> _Work to complete_: In the entries that follow, how many lines hold the string "name"? Give only that number.
begin Input material
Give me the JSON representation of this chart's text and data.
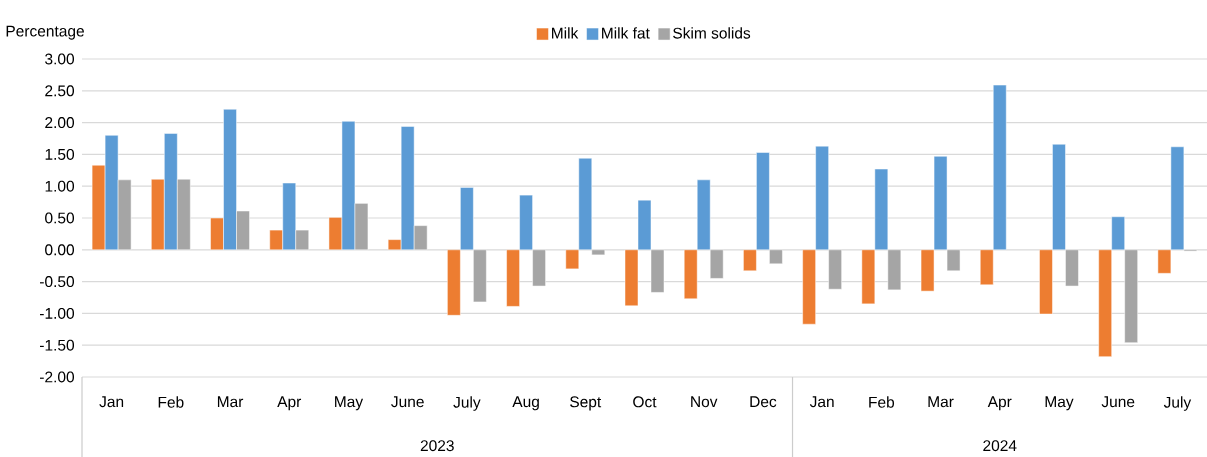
{
  "chart_data": {
    "type": "bar",
    "ylabel": "Percentage",
    "categories": [
      "Jan",
      "Feb",
      "Mar",
      "Apr",
      "May",
      "June",
      "July",
      "Aug",
      "Sept",
      "Oct",
      "Nov",
      "Dec",
      "Jan",
      "Feb",
      "Mar",
      "Apr",
      "May",
      "June",
      "July"
    ],
    "series": [
      {
        "name": "Milk",
        "color": "#ed7d31",
        "values": [
          1.33,
          1.11,
          0.5,
          0.31,
          0.51,
          0.16,
          -1.03,
          -0.89,
          -0.3,
          -0.88,
          -0.77,
          -0.33,
          -1.17,
          -0.85,
          -0.65,
          -0.55,
          -1.01,
          -1.68,
          -0.37
        ]
      },
      {
        "name": "Milk fat",
        "color": "#5b9bd5",
        "values": [
          1.8,
          1.83,
          2.21,
          1.05,
          2.02,
          1.94,
          0.98,
          0.86,
          1.44,
          0.78,
          1.1,
          1.53,
          1.63,
          1.27,
          1.47,
          2.59,
          1.66,
          0.52,
          1.62
        ]
      },
      {
        "name": "Skim solids",
        "color": "#a5a5a5",
        "values": [
          1.1,
          1.11,
          0.61,
          0.31,
          0.73,
          0.38,
          -0.82,
          -0.57,
          -0.08,
          -0.67,
          -0.45,
          -0.22,
          -0.62,
          -0.63,
          -0.33,
          null,
          -0.57,
          -1.46,
          -0.02
        ]
      }
    ],
    "ylim": [
      -2,
      3
    ],
    "yticks": [
      {
        "value": -2,
        "label": "-2.00"
      },
      {
        "value": -1.5,
        "label": "-1.50"
      },
      {
        "value": -1,
        "label": "-1.00"
      },
      {
        "value": -0.5,
        "label": "-0.50"
      },
      {
        "value": 0,
        "label": "0.00"
      },
      {
        "value": 0.5,
        "label": "0.50"
      },
      {
        "value": 1,
        "label": "1.00"
      },
      {
        "value": 1.5,
        "label": "1.50"
      },
      {
        "value": 2,
        "label": "2.00"
      },
      {
        "value": 2.5,
        "label": "2.50"
      },
      {
        "value": 3,
        "label": "3.00"
      }
    ],
    "grid": "y",
    "legend": "top",
    "annotations": [
      "2023",
      "2024"
    ]
  }
}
end Input material
> _Solution to the exercise_: 3